__EXERCISE DESCRIPTION__: Compute the number of lines that include the string "true", then output that number and nothing else.

[Start of SUPPLIED MATERIAL]

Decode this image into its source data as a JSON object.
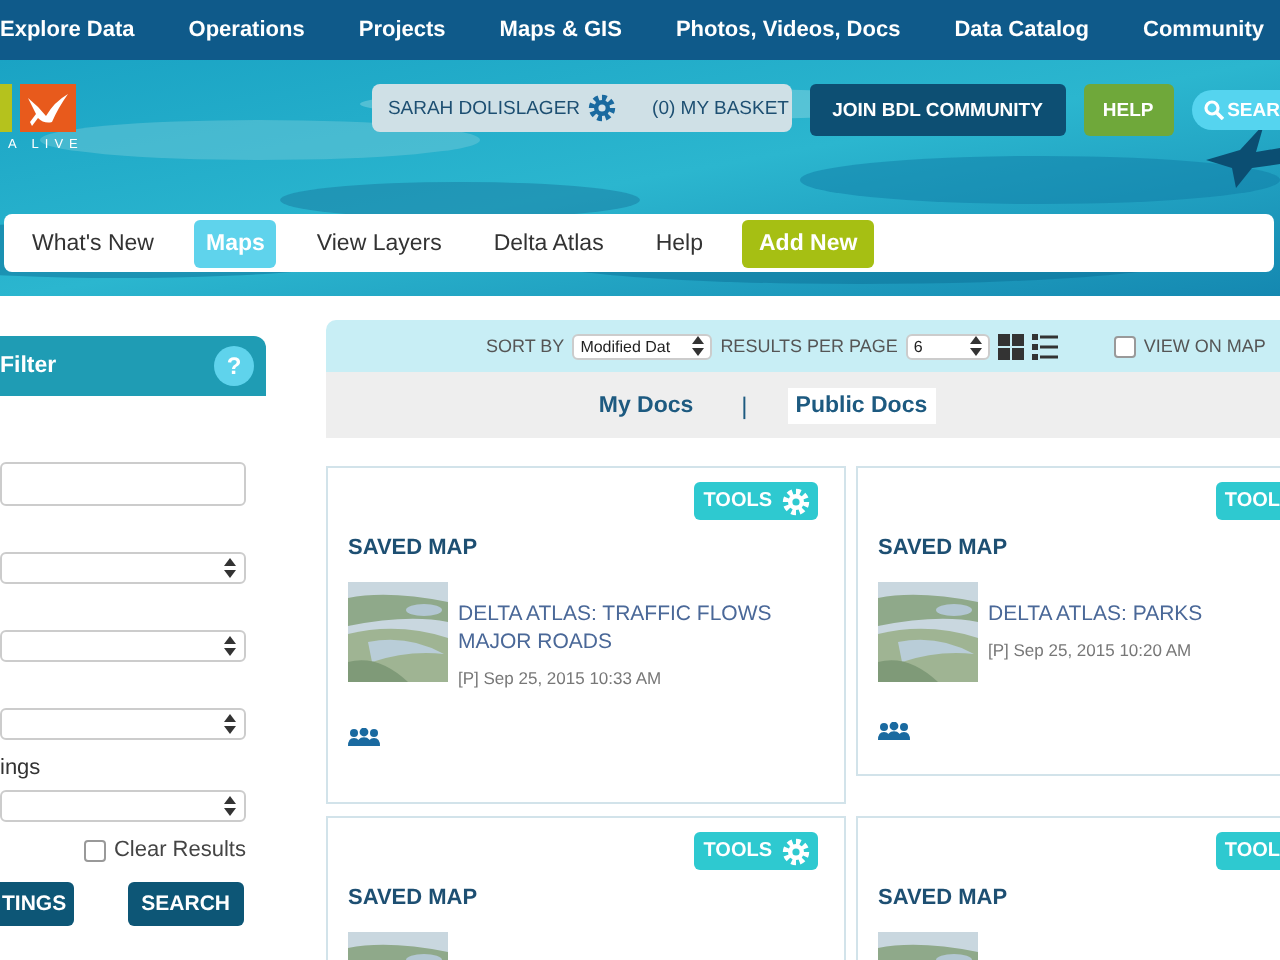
{
  "top_nav": [
    {
      "label": "Explore Data"
    },
    {
      "label": "Operations"
    },
    {
      "label": "Projects"
    },
    {
      "label": "Maps & GIS"
    },
    {
      "label": "Photos, Videos, Docs"
    },
    {
      "label": "Data Catalog"
    },
    {
      "label": "Community"
    }
  ],
  "logo": {
    "text": "A LIVE"
  },
  "user_bar": {
    "user": "SARAH DOLISLAGER",
    "basket": "(0) MY BASKET"
  },
  "header_buttons": [
    {
      "label": "JOIN BDL COMMUNITY",
      "kind": "dark"
    },
    {
      "label": "HELP",
      "kind": "green"
    }
  ],
  "search": {
    "label": "SEAR"
  },
  "sub_nav": [
    {
      "label": "What's New",
      "kind": "link",
      "selected": false
    },
    {
      "label": "Maps",
      "kind": "link",
      "selected": true
    },
    {
      "label": "View Layers",
      "kind": "link",
      "selected": false
    },
    {
      "label": "Delta Atlas",
      "kind": "link",
      "selected": false
    },
    {
      "label": "Help",
      "kind": "link",
      "selected": false
    },
    {
      "label": "Add New",
      "kind": "action",
      "selected": false
    }
  ],
  "filter": {
    "title": "Filter",
    "help": "?",
    "fields": [
      {
        "kind": "input"
      },
      {
        "kind": "select"
      },
      {
        "kind": "select"
      },
      {
        "kind": "select"
      },
      {
        "kind": "select",
        "label": "ings"
      }
    ],
    "clear_results": {
      "label": "Clear Results",
      "checked": false
    },
    "buttons": [
      "TINGS",
      "SEARCH"
    ]
  },
  "toolbar": {
    "sort_label": "SORT BY",
    "sort_value": "Modified Dat",
    "per_page_label": "RESULTS PER PAGE",
    "per_page_value": "6",
    "view_on_map": {
      "label": "VIEW ON MAP",
      "checked": false
    }
  },
  "doc_tabs": {
    "separator": "|",
    "tabs": [
      {
        "label": "My Docs",
        "selected": false
      },
      {
        "label": "Public Docs",
        "selected": true
      }
    ]
  },
  "cards": [
    {
      "tools": "TOOLS",
      "type": "SAVED MAP",
      "title": "DELTA ATLAS: TRAFFIC FLOWS MAJOR ROADS",
      "date": "[P] Sep 25, 2015 10:33 AM",
      "shared": true
    },
    {
      "tools": "TOOL",
      "type": "SAVED MAP",
      "title": "DELTA ATLAS: PARKS",
      "date": "[P] Sep 25, 2015 10:20 AM",
      "shared": true
    },
    {
      "tools": "TOOLS",
      "type": "SAVED MAP"
    },
    {
      "tools": "TOOL",
      "type": "SAVED MAP"
    }
  ]
}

[End of SUPPLIED MATERIAL]

__RESULT BELOW__: 4